Figure dataset records

------------

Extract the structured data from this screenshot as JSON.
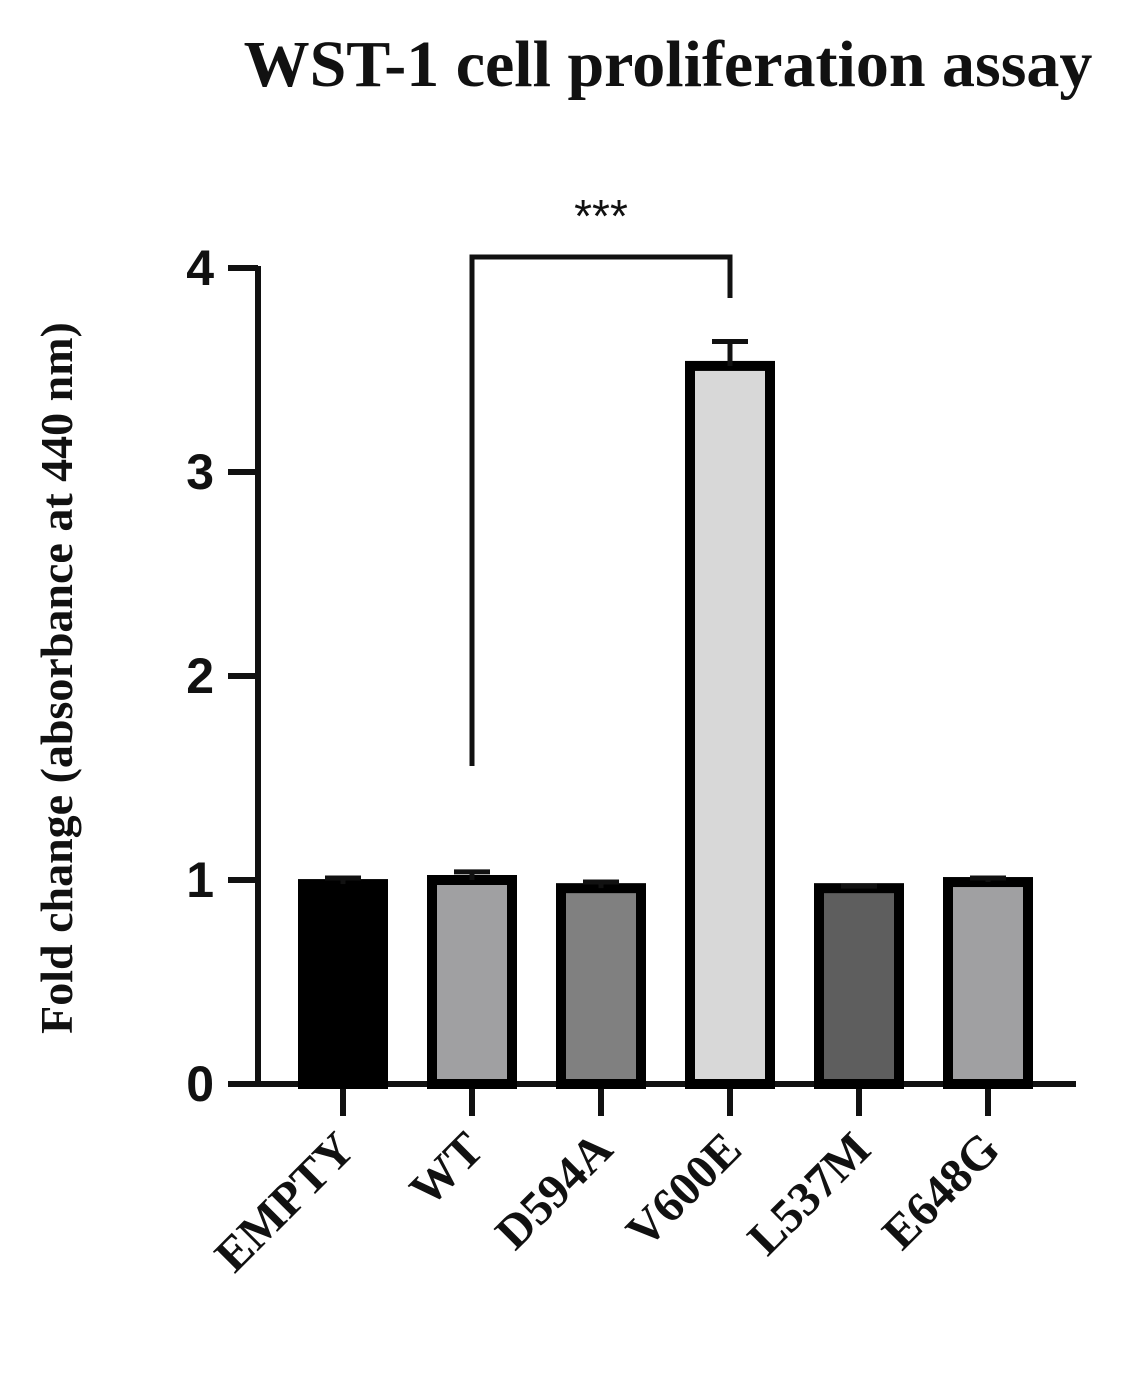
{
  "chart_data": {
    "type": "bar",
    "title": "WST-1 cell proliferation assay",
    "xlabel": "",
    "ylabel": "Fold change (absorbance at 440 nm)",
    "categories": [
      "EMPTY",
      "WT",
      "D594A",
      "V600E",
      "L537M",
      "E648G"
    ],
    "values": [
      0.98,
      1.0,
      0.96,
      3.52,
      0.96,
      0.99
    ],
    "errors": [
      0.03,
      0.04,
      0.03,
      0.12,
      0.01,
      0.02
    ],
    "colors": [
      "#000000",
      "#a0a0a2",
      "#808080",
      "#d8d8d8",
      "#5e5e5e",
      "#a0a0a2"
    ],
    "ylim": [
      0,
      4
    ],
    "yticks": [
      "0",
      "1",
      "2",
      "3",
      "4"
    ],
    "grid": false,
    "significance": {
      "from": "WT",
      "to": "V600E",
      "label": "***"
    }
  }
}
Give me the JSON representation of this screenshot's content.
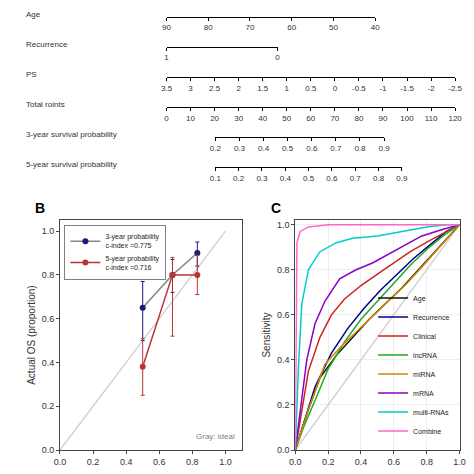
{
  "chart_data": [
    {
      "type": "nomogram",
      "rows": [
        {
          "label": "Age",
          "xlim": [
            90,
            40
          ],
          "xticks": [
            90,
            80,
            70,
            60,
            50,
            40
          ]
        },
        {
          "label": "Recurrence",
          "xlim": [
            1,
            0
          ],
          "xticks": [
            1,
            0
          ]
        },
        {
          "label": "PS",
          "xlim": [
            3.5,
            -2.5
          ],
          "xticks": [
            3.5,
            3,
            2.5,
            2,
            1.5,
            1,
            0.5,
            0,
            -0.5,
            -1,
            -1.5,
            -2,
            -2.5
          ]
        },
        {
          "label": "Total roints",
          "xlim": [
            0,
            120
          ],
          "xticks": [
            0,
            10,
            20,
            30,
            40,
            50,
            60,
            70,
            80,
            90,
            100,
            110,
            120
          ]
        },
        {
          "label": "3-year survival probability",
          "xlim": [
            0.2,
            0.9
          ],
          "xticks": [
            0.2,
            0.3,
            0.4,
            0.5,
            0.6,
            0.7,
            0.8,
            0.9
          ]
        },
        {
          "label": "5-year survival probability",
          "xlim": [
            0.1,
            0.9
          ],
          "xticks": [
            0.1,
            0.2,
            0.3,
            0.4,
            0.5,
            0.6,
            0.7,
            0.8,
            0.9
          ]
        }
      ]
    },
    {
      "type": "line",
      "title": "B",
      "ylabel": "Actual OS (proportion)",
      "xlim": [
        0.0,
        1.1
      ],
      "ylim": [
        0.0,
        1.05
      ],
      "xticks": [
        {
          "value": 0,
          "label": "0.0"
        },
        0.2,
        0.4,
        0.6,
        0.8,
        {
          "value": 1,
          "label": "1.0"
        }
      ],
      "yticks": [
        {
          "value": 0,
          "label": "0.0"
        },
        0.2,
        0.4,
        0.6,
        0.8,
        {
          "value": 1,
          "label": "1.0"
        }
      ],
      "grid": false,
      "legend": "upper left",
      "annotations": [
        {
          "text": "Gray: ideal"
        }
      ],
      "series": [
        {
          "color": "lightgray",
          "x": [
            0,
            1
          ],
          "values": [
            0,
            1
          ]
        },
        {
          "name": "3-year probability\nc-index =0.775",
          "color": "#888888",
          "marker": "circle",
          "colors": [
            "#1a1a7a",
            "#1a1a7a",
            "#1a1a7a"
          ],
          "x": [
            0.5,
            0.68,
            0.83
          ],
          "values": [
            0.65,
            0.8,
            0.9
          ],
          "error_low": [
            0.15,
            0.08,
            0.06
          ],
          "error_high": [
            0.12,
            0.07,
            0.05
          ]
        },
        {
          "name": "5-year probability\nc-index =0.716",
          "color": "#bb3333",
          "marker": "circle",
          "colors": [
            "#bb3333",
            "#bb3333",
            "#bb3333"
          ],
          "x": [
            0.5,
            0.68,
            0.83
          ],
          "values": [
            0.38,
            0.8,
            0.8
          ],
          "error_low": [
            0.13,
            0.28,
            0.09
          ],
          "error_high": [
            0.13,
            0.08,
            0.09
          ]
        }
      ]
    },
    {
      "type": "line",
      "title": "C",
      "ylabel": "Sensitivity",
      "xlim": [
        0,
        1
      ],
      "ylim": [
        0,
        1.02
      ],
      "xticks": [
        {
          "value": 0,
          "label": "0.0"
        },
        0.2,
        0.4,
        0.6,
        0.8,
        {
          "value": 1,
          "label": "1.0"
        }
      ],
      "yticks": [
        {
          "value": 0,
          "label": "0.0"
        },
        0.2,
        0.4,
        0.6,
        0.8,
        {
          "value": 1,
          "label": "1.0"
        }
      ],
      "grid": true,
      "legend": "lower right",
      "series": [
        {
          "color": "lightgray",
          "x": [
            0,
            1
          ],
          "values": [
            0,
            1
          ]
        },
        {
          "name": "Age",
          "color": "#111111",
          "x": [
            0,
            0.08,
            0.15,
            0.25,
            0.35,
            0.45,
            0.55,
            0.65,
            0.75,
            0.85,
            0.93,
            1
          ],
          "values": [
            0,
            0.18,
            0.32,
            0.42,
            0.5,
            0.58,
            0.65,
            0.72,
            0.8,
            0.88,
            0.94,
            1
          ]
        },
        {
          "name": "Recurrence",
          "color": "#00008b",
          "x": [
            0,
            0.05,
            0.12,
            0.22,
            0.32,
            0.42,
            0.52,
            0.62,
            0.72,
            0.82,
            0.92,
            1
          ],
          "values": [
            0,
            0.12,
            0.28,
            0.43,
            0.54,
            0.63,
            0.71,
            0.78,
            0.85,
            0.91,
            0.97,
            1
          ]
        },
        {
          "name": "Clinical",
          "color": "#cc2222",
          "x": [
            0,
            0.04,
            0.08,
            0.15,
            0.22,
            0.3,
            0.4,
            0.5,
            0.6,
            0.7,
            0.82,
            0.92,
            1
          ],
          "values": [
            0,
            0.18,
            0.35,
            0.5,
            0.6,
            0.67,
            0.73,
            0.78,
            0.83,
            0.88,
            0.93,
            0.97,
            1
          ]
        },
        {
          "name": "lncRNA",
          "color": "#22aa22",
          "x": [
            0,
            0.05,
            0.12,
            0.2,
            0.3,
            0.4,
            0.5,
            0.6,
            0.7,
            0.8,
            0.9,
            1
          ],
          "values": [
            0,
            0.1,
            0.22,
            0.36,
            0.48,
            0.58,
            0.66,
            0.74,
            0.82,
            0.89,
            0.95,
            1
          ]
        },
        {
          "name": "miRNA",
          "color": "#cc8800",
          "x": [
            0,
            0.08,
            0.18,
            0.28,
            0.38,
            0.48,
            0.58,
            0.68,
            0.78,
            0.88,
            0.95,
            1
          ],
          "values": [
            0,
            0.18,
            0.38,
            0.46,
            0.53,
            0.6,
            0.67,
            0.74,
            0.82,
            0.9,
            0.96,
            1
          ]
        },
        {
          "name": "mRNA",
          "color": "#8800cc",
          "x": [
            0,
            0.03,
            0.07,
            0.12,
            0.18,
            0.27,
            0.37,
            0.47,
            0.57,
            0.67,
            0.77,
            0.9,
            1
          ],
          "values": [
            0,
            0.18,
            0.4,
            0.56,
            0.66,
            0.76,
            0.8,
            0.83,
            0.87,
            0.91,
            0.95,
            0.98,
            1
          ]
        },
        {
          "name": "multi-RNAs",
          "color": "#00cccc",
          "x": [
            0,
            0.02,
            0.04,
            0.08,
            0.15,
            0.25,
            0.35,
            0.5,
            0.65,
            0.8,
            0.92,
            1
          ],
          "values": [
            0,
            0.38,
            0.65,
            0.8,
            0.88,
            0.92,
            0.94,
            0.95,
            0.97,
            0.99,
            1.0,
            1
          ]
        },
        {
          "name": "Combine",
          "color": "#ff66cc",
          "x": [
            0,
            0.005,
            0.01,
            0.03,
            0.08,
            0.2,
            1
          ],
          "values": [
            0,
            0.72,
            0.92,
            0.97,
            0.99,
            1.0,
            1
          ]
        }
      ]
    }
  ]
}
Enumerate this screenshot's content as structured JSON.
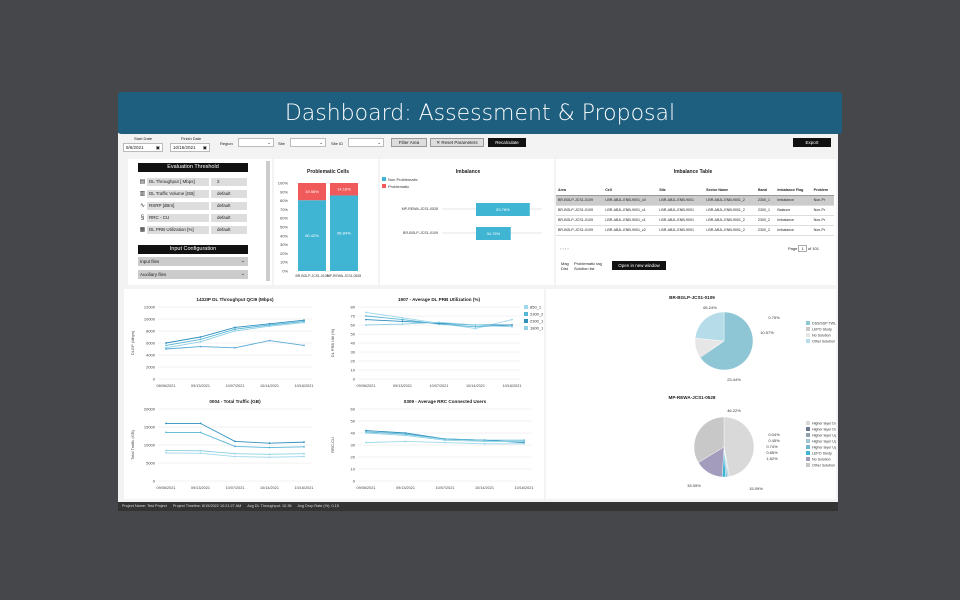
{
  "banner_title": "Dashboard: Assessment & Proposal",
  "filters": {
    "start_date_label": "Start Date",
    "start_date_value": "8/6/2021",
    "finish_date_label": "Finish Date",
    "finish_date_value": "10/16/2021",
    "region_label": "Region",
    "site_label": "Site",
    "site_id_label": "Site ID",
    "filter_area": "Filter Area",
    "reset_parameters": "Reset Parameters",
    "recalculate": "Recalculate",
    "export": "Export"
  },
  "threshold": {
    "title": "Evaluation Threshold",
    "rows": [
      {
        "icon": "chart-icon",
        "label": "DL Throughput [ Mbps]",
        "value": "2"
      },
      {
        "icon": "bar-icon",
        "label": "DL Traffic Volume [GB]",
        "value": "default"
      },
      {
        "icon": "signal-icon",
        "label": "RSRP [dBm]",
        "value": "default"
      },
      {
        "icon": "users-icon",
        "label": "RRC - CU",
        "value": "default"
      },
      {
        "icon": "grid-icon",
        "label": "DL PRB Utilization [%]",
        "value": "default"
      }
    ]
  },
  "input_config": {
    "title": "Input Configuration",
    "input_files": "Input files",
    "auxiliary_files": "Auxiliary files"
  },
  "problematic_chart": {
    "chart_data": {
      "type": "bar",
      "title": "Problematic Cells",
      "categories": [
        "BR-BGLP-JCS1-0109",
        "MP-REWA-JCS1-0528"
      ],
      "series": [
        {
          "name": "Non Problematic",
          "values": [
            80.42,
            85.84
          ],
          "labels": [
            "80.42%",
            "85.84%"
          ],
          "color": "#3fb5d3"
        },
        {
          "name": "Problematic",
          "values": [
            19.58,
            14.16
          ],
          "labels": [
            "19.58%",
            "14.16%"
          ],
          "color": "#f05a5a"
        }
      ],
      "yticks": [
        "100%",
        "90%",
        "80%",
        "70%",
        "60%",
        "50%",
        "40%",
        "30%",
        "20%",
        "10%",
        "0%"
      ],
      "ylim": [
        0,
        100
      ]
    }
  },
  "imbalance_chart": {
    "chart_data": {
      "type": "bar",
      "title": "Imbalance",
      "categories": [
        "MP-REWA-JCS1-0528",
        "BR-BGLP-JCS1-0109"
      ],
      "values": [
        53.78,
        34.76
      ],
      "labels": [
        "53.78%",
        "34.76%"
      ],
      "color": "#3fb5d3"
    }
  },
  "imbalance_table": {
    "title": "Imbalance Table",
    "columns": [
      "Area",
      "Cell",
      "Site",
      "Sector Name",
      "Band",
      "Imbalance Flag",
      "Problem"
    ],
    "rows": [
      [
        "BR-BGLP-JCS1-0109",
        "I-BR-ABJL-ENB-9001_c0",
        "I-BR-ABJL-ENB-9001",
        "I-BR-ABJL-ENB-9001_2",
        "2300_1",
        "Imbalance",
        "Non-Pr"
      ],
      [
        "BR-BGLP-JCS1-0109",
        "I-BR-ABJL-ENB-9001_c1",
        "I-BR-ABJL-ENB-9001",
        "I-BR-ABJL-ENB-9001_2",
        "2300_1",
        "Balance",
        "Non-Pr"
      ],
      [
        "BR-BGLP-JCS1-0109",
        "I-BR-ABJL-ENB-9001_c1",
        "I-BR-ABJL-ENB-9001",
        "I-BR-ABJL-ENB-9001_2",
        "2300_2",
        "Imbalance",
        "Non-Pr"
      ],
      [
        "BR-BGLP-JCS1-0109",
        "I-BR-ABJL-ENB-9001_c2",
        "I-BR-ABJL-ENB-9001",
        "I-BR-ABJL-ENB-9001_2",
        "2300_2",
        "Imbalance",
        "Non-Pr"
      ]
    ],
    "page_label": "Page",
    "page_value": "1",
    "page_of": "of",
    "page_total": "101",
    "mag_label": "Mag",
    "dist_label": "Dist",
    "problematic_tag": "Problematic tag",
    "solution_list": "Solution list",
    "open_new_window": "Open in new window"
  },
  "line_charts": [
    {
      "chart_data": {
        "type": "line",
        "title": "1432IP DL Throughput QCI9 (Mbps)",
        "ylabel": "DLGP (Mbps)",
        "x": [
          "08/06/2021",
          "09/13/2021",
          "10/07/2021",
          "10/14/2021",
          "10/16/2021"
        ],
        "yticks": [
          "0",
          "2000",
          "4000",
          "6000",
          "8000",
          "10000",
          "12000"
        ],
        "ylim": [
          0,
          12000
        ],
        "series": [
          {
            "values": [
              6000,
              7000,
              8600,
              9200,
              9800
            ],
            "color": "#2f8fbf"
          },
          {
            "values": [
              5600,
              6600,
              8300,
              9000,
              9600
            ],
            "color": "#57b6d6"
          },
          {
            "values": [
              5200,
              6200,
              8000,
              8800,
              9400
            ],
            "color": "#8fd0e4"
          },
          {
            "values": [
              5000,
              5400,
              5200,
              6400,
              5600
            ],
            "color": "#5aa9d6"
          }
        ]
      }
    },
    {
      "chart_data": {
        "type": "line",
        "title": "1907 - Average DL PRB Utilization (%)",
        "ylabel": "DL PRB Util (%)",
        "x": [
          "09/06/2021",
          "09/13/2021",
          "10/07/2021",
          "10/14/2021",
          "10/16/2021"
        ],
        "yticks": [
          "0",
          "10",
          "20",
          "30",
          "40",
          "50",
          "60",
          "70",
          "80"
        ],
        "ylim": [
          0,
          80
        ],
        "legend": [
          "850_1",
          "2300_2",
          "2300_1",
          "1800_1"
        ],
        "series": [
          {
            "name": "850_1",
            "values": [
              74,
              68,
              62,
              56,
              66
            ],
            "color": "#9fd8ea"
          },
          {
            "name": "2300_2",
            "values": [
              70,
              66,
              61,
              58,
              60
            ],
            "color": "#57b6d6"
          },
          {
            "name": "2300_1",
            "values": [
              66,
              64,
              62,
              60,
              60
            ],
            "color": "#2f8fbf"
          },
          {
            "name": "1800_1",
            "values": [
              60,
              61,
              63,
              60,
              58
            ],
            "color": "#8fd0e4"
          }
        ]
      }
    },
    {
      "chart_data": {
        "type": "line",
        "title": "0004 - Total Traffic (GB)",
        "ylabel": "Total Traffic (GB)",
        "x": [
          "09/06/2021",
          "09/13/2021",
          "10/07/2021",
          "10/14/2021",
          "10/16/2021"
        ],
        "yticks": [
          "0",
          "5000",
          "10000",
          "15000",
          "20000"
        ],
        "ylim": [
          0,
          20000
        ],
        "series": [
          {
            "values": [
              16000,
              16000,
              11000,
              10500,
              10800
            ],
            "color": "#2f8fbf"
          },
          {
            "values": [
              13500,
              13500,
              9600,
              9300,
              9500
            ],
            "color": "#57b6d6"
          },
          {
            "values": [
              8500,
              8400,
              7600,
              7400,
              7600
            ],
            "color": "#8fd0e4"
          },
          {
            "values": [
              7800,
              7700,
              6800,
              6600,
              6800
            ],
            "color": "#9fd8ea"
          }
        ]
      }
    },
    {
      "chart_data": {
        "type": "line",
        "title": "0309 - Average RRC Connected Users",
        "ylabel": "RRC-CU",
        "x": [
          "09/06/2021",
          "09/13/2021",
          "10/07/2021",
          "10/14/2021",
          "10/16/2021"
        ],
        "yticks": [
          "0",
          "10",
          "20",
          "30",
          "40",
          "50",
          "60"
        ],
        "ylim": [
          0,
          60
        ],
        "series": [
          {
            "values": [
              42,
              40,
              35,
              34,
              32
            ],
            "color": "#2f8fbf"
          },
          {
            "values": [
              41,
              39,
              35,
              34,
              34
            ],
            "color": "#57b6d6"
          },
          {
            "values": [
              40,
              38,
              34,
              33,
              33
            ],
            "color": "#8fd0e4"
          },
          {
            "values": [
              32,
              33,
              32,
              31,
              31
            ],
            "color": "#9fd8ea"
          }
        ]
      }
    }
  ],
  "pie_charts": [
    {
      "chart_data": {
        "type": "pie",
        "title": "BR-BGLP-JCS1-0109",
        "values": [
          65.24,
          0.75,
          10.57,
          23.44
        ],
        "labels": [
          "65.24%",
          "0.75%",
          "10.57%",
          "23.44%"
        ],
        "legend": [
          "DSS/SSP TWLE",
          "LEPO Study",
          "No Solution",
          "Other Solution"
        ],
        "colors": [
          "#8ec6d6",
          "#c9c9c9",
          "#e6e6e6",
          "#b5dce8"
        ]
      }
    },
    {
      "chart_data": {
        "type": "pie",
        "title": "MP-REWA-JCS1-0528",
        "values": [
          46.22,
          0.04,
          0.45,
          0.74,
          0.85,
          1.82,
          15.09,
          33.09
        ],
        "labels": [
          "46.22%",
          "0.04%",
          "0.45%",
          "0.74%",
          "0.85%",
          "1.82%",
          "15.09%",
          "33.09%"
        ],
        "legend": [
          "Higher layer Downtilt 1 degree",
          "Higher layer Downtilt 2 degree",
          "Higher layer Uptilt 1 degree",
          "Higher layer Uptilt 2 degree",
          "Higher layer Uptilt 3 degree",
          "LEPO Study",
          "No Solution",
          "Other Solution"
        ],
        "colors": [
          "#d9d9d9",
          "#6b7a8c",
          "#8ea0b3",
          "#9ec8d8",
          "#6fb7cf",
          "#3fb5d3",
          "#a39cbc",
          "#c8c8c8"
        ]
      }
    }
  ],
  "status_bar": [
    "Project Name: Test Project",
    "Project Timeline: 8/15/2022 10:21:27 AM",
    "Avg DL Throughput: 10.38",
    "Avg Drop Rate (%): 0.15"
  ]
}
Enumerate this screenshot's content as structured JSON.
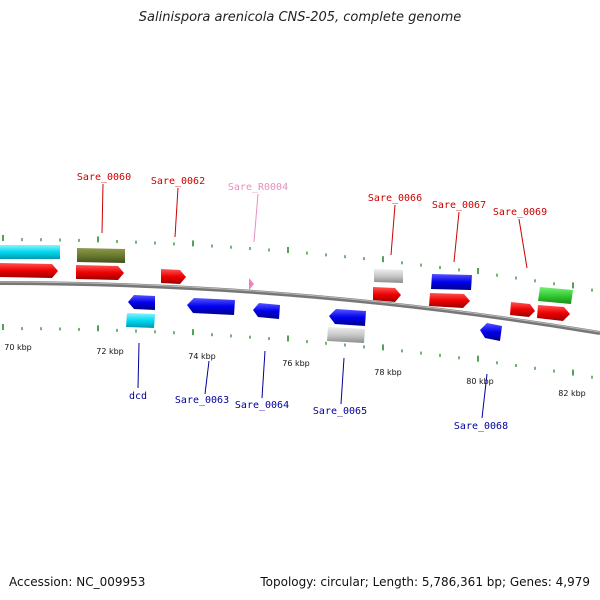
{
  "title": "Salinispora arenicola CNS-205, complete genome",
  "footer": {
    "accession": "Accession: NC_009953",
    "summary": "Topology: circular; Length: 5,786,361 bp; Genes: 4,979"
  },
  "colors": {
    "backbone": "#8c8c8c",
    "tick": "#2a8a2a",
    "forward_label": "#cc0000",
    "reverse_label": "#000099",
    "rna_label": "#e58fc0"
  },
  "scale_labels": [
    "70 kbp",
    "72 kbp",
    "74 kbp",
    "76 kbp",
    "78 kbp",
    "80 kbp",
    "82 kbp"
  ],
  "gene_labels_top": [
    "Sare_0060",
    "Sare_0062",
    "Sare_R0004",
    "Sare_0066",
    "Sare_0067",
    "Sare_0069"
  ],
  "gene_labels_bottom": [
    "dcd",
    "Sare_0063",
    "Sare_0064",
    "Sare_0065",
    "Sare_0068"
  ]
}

------------

* **Your goal**: State the number of lines above that contain "Traffic". Write nothing besides it.

* **Your solution**: 3